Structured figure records
-=-=-=-=-

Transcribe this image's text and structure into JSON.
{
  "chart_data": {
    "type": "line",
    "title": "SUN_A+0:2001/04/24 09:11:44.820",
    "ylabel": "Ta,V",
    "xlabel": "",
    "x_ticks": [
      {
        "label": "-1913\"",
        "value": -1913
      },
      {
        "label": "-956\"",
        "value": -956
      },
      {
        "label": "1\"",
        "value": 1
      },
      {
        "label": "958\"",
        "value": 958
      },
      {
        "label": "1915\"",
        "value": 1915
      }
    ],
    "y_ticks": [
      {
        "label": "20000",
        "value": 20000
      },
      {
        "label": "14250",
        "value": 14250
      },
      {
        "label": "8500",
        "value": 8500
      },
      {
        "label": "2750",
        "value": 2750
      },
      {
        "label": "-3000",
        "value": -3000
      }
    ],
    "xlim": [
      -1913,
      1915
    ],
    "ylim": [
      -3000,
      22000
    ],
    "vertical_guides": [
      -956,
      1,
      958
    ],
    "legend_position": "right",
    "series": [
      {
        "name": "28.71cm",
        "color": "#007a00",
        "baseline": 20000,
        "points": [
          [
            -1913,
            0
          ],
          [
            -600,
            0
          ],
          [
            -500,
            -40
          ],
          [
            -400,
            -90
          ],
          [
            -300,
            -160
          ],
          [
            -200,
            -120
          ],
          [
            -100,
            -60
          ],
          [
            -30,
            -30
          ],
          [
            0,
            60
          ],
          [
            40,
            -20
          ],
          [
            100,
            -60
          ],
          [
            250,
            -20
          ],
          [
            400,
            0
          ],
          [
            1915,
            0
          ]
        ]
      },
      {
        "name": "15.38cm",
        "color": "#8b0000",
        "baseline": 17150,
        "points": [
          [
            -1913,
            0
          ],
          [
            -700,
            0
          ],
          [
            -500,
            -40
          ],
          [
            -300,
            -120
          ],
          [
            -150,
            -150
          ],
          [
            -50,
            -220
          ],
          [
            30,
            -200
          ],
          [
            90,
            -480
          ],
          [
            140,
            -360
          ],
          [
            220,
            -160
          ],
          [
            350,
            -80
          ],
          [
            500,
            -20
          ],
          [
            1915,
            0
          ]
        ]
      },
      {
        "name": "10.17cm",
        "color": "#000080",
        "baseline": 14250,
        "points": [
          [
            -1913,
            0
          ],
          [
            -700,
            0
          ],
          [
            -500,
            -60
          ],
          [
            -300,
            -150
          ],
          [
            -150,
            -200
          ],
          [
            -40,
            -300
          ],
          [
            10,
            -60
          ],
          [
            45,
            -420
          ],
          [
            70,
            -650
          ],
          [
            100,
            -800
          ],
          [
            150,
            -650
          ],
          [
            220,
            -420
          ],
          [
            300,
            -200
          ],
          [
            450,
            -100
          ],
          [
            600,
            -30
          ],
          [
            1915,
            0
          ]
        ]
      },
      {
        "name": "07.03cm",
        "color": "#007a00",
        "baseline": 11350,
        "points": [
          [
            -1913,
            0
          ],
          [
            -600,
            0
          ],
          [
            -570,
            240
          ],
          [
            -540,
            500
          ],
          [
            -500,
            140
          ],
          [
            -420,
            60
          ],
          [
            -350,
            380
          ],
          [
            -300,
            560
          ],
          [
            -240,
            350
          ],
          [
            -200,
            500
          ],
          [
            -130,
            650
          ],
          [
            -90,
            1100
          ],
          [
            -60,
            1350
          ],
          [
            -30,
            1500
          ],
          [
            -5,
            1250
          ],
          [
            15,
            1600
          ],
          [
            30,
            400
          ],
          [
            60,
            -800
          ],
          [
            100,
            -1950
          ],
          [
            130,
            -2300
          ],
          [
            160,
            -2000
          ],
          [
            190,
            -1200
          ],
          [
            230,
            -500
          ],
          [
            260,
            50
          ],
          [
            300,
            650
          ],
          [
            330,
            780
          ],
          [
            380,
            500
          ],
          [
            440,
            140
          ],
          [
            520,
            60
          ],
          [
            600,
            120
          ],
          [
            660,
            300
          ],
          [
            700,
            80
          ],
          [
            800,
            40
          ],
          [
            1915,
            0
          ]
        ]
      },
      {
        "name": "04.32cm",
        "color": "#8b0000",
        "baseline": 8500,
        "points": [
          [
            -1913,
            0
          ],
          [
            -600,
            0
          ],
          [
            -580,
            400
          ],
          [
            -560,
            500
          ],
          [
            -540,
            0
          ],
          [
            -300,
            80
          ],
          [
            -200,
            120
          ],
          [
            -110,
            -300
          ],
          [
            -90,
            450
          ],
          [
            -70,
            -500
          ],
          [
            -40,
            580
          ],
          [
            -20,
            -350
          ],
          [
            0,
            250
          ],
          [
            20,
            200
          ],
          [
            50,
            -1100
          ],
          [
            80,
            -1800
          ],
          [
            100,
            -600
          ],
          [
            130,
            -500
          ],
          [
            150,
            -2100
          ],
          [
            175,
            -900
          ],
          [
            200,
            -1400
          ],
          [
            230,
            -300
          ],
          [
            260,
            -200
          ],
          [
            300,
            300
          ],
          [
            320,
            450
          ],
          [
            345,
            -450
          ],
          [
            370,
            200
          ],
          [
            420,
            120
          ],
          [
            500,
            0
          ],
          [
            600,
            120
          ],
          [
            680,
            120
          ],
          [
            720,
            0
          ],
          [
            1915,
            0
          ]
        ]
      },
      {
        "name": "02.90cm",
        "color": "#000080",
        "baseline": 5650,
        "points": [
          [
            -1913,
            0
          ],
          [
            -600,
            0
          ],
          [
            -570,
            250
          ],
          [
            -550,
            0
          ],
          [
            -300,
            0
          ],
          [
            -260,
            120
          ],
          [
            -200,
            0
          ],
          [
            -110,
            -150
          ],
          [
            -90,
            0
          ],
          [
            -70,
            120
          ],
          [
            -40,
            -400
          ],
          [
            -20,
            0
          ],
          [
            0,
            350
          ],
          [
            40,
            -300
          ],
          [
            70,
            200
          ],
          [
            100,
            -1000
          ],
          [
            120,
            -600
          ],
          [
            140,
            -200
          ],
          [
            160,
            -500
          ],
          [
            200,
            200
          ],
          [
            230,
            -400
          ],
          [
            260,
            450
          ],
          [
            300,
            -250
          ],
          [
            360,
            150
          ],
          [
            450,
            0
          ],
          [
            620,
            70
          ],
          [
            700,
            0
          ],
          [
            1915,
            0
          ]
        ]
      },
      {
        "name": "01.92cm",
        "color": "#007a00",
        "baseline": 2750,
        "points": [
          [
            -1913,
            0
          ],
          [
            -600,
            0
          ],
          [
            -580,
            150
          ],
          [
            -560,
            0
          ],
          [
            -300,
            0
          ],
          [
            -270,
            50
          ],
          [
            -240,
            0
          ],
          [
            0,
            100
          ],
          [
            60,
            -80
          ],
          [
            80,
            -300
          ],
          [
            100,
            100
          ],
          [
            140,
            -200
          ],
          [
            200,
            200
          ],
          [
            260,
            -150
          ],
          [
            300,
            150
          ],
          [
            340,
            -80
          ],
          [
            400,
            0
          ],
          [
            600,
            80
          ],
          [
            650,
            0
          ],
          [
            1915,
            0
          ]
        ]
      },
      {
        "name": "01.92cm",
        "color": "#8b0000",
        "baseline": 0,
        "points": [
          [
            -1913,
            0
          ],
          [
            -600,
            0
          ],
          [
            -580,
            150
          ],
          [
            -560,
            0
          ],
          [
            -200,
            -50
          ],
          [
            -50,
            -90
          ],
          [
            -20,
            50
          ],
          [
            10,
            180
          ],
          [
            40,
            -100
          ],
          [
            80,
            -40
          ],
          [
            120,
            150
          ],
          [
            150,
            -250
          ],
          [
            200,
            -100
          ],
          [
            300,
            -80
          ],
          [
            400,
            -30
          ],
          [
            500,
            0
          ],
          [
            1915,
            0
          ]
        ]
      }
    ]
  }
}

-=-=-=-=-

Copy all the records above exactly, missing none.

#### [RESULT BELOW]
Transcribe this image's text and structure into JSON.
{
  "chart_data": {
    "type": "line",
    "title": "SUN_A+0:2001/04/24 09:11:44.820",
    "ylabel": "Ta,V",
    "xlabel": "",
    "x_ticks": [
      {
        "label": "-1913\"",
        "value": -1913
      },
      {
        "label": "-956\"",
        "value": -956
      },
      {
        "label": "1\"",
        "value": 1
      },
      {
        "label": "958\"",
        "value": 958
      },
      {
        "label": "1915\"",
        "value": 1915
      }
    ],
    "y_ticks": [
      {
        "label": "20000",
        "value": 20000
      },
      {
        "label": "14250",
        "value": 14250
      },
      {
        "label": "8500",
        "value": 8500
      },
      {
        "label": "2750",
        "value": 2750
      },
      {
        "label": "-3000",
        "value": -3000
      }
    ],
    "xlim": [
      -1913,
      1915
    ],
    "ylim": [
      -3000,
      22000
    ],
    "vertical_guides": [
      -956,
      1,
      958
    ],
    "legend_position": "right",
    "series": [
      {
        "name": "28.71cm",
        "color": "#007a00",
        "baseline": 20000,
        "points": [
          [
            -1913,
            0
          ],
          [
            -600,
            0
          ],
          [
            -500,
            -40
          ],
          [
            -400,
            -90
          ],
          [
            -300,
            -160
          ],
          [
            -200,
            -120
          ],
          [
            -100,
            -60
          ],
          [
            -30,
            -30
          ],
          [
            0,
            60
          ],
          [
            40,
            -20
          ],
          [
            100,
            -60
          ],
          [
            250,
            -20
          ],
          [
            400,
            0
          ],
          [
            1915,
            0
          ]
        ]
      },
      {
        "name": "15.38cm",
        "color": "#8b0000",
        "baseline": 17150,
        "points": [
          [
            -1913,
            0
          ],
          [
            -700,
            0
          ],
          [
            -500,
            -40
          ],
          [
            -300,
            -120
          ],
          [
            -150,
            -150
          ],
          [
            -50,
            -220
          ],
          [
            30,
            -200
          ],
          [
            90,
            -480
          ],
          [
            140,
            -360
          ],
          [
            220,
            -160
          ],
          [
            350,
            -80
          ],
          [
            500,
            -20
          ],
          [
            1915,
            0
          ]
        ]
      },
      {
        "name": "10.17cm",
        "color": "#000080",
        "baseline": 14250,
        "points": [
          [
            -1913,
            0
          ],
          [
            -700,
            0
          ],
          [
            -500,
            -60
          ],
          [
            -300,
            -150
          ],
          [
            -150,
            -200
          ],
          [
            -40,
            -300
          ],
          [
            10,
            -60
          ],
          [
            45,
            -420
          ],
          [
            70,
            -650
          ],
          [
            100,
            -800
          ],
          [
            150,
            -650
          ],
          [
            220,
            -420
          ],
          [
            300,
            -200
          ],
          [
            450,
            -100
          ],
          [
            600,
            -30
          ],
          [
            1915,
            0
          ]
        ]
      },
      {
        "name": "07.03cm",
        "color": "#007a00",
        "baseline": 11350,
        "points": [
          [
            -1913,
            0
          ],
          [
            -600,
            0
          ],
          [
            -570,
            240
          ],
          [
            -540,
            500
          ],
          [
            -500,
            140
          ],
          [
            -420,
            60
          ],
          [
            -350,
            380
          ],
          [
            -300,
            560
          ],
          [
            -240,
            350
          ],
          [
            -200,
            500
          ],
          [
            -130,
            650
          ],
          [
            -90,
            1100
          ],
          [
            -60,
            1350
          ],
          [
            -30,
            1500
          ],
          [
            -5,
            1250
          ],
          [
            15,
            1600
          ],
          [
            30,
            400
          ],
          [
            60,
            -800
          ],
          [
            100,
            -1950
          ],
          [
            130,
            -2300
          ],
          [
            160,
            -2000
          ],
          [
            190,
            -1200
          ],
          [
            230,
            -500
          ],
          [
            260,
            50
          ],
          [
            300,
            650
          ],
          [
            330,
            780
          ],
          [
            380,
            500
          ],
          [
            440,
            140
          ],
          [
            520,
            60
          ],
          [
            600,
            120
          ],
          [
            660,
            300
          ],
          [
            700,
            80
          ],
          [
            800,
            40
          ],
          [
            1915,
            0
          ]
        ]
      },
      {
        "name": "04.32cm",
        "color": "#8b0000",
        "baseline": 8500,
        "points": [
          [
            -1913,
            0
          ],
          [
            -600,
            0
          ],
          [
            -580,
            400
          ],
          [
            -560,
            500
          ],
          [
            -540,
            0
          ],
          [
            -300,
            80
          ],
          [
            -200,
            120
          ],
          [
            -110,
            -300
          ],
          [
            -90,
            450
          ],
          [
            -70,
            -500
          ],
          [
            -40,
            580
          ],
          [
            -20,
            -350
          ],
          [
            0,
            250
          ],
          [
            20,
            200
          ],
          [
            50,
            -1100
          ],
          [
            80,
            -1800
          ],
          [
            100,
            -600
          ],
          [
            130,
            -500
          ],
          [
            150,
            -2100
          ],
          [
            175,
            -900
          ],
          [
            200,
            -1400
          ],
          [
            230,
            -300
          ],
          [
            260,
            -200
          ],
          [
            300,
            300
          ],
          [
            320,
            450
          ],
          [
            345,
            -450
          ],
          [
            370,
            200
          ],
          [
            420,
            120
          ],
          [
            500,
            0
          ],
          [
            600,
            120
          ],
          [
            680,
            120
          ],
          [
            720,
            0
          ],
          [
            1915,
            0
          ]
        ]
      },
      {
        "name": "02.90cm",
        "color": "#000080",
        "baseline": 5650,
        "points": [
          [
            -1913,
            0
          ],
          [
            -600,
            0
          ],
          [
            -570,
            250
          ],
          [
            -550,
            0
          ],
          [
            -300,
            0
          ],
          [
            -260,
            120
          ],
          [
            -200,
            0
          ],
          [
            -110,
            -150
          ],
          [
            -90,
            0
          ],
          [
            -70,
            120
          ],
          [
            -40,
            -400
          ],
          [
            -20,
            0
          ],
          [
            0,
            350
          ],
          [
            40,
            -300
          ],
          [
            70,
            200
          ],
          [
            100,
            -1000
          ],
          [
            120,
            -600
          ],
          [
            140,
            -200
          ],
          [
            160,
            -500
          ],
          [
            200,
            200
          ],
          [
            230,
            -400
          ],
          [
            260,
            450
          ],
          [
            300,
            -250
          ],
          [
            360,
            150
          ],
          [
            450,
            0
          ],
          [
            620,
            70
          ],
          [
            700,
            0
          ],
          [
            1915,
            0
          ]
        ]
      },
      {
        "name": "01.92cm",
        "color": "#007a00",
        "baseline": 2750,
        "points": [
          [
            -1913,
            0
          ],
          [
            -600,
            0
          ],
          [
            -580,
            150
          ],
          [
            -560,
            0
          ],
          [
            -300,
            0
          ],
          [
            -270,
            50
          ],
          [
            -240,
            0
          ],
          [
            0,
            100
          ],
          [
            60,
            -80
          ],
          [
            80,
            -300
          ],
          [
            100,
            100
          ],
          [
            140,
            -200
          ],
          [
            200,
            200
          ],
          [
            260,
            -150
          ],
          [
            300,
            150
          ],
          [
            340,
            -80
          ],
          [
            400,
            0
          ],
          [
            600,
            80
          ],
          [
            650,
            0
          ],
          [
            1915,
            0
          ]
        ]
      },
      {
        "name": "01.92cm",
        "color": "#8b0000",
        "baseline": 0,
        "points": [
          [
            -1913,
            0
          ],
          [
            -600,
            0
          ],
          [
            -580,
            150
          ],
          [
            -560,
            0
          ],
          [
            -200,
            -50
          ],
          [
            -50,
            -90
          ],
          [
            -20,
            50
          ],
          [
            10,
            180
          ],
          [
            40,
            -100
          ],
          [
            80,
            -40
          ],
          [
            120,
            150
          ],
          [
            150,
            -250
          ],
          [
            200,
            -100
          ],
          [
            300,
            -80
          ],
          [
            400,
            -30
          ],
          [
            500,
            0
          ],
          [
            1915,
            0
          ]
        ]
      }
    ]
  }
}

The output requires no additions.